EXCERPT PROVIDED: Begin
Health Insurance Quotes
Ladies: More medical care without health insurance co-pays coming in 2012
Birth control will be free to millions of insured women next year under new health insurance guidelines issued by federal officials.
New health insurance plans will have to cover birth control and other women's preventive services without charging a co-payment, co-insurance or a deductible, with plan years starting on or after Aug. 1, 2012.
The coverage stems from a provision of the Affordable Care Act that requires health plans to cover preventive services 100 percent. The newest guidelines, developed by the Institute of Medicine, say fully covered preventive services for women must include birth control and contraceptive counseling as well as:
- Well-woman visits
- Screening for gestational diabetes
- Human papillomavirus (HPV) DNA testing for women age 30 and older
- Sexually-transmitted infection counseling
- Human immunodeficiency virus (HIV) screening and counseling
- Breastfeeding support, supplies and counseling
- Domestic violence screening and counseling.
Health insurance co-pays for birth control pills generally range between $15 and $50 per month, and other methods, such as IUDs, can cost several hundred dollars, even with insurance, according to Planned Parenthood Federation of America.
"Covering birth control without co-pays is one of the most important steps we can take to prevent unintended pregnancy and keep women and children healthy," said Dr. Vanessa Cullins, vice president for medical affairs at Planned Parenthood Federation of America, in a statement.
Most Americans support health insurance coverage for birth control pills. According to a recent Thomson Reuters-NPR survey, 77 percent said they believed private medical insurance should cover the cost, and 74 percent said government-sponsored insurance should cover the pill.
EXCERPT PROVIDED: End
DATA UNDER STUDY: Begin
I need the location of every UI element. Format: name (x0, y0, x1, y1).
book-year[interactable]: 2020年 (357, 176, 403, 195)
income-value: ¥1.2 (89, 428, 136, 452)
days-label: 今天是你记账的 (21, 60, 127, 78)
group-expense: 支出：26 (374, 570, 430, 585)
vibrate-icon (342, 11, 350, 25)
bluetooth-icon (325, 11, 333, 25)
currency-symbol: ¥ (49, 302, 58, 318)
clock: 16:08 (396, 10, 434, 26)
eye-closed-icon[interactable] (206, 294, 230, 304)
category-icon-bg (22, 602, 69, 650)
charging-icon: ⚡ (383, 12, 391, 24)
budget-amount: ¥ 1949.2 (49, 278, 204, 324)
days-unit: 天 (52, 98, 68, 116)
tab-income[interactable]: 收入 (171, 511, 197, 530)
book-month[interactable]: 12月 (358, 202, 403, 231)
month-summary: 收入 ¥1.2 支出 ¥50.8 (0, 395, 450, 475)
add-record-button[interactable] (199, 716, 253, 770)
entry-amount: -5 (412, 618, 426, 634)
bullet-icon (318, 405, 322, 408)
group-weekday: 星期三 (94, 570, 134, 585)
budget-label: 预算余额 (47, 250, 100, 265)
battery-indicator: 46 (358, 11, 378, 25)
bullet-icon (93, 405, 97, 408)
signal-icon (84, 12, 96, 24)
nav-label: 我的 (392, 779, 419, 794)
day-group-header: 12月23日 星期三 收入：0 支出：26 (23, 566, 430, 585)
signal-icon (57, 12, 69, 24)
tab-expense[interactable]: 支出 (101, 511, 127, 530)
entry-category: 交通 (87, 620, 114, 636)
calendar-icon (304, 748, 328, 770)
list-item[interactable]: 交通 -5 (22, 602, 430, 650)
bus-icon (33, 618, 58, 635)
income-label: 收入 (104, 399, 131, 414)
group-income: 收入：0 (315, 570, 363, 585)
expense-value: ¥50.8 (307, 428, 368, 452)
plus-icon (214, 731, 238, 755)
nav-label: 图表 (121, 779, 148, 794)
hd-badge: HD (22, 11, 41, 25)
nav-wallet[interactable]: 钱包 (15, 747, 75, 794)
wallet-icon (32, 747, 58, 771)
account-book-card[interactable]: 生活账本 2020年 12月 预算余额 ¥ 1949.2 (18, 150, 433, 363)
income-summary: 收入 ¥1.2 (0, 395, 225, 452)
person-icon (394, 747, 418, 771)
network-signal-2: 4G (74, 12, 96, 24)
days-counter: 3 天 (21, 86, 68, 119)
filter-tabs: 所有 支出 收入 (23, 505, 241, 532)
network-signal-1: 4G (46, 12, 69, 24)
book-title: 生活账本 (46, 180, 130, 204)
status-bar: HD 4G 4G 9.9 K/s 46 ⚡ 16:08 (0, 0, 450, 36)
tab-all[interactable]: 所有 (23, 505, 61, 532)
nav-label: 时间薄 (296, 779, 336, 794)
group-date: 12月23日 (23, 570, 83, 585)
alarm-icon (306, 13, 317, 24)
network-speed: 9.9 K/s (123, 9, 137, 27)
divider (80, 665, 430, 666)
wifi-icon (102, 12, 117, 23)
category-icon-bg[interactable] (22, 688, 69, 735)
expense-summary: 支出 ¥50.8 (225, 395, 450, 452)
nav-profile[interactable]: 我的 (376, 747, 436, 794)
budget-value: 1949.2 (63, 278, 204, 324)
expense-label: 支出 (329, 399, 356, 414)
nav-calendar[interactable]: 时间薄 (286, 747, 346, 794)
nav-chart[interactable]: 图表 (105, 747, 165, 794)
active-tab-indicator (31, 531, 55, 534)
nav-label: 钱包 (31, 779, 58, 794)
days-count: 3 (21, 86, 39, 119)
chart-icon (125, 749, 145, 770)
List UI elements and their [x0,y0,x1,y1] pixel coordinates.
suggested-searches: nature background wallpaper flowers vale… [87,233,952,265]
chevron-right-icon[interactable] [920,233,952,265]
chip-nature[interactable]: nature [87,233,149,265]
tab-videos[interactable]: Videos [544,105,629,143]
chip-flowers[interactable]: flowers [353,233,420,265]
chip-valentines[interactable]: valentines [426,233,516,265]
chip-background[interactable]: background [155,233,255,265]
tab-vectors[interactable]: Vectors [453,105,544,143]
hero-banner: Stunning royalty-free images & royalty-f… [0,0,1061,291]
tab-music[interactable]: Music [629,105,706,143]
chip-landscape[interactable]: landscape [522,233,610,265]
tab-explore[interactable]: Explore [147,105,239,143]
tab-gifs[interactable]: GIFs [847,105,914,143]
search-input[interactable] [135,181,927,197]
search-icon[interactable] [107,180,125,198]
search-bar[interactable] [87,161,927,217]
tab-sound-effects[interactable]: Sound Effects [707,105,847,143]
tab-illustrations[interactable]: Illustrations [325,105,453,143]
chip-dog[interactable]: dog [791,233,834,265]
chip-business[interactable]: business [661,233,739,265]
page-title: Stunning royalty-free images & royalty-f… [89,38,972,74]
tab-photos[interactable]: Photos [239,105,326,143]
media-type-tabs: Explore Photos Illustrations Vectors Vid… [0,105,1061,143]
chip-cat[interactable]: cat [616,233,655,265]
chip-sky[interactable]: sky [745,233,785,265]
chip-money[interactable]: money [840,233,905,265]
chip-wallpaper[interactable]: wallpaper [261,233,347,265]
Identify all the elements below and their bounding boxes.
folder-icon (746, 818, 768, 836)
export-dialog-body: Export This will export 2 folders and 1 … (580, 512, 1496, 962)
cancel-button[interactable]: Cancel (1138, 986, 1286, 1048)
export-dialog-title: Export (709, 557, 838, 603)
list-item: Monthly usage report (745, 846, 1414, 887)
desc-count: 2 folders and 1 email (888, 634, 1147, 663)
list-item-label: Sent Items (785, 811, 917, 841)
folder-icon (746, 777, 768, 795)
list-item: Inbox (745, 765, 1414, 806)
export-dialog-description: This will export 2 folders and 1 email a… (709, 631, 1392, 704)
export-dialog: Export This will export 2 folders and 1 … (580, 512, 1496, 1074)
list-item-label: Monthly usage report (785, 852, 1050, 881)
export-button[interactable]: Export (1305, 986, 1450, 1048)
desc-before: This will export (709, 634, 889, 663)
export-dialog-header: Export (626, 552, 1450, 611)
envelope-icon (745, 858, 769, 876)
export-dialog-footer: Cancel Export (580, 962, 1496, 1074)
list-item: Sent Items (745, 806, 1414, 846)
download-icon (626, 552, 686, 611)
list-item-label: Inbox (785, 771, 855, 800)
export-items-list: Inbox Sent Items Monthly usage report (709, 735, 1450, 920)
DATA UNDER STUDY: End
* [PARTS OF THE EXERCISE]:
a) From the article on birth control coverage, copy out the passage from "Health insurance co-pays for" to "cover the pill.".
b) Shorten the paragraph of the birth control coverage article that begins "Most Americans support health insurance coverage," keeping its main facts.

* [RESPONSE LIST]:
a)
Health insurance co-pays for birth control pills generally range between $15 and $50 per month, and other methods, such as IUDs, can cost several hundred dollars, even with insurance, according to Planned Parenthood Federation of America.
"Covering birth control without co-pays is one of the most important steps we can take to prevent unintended pregnancy and keep women and children healthy," said Dr. Vanessa Cullins, vice president for medical affairs at Planned Parenthood Federation of America, in a statement.
Most Americans support health insurance coverage for birth control pills. According to a recent Thomson Reuters-NPR survey, 77 percent said they believed private medical insurance should cover the cost, and 74 percent said government-sponsored insurance should cover the pill.

b) Most Americans favor insurance coverage of birth control pills. A recent Thomson Reuters-NPR survey found that 77 percent think private medical insurance should cover the cost, and 74 percent think government-sponsored insurance should.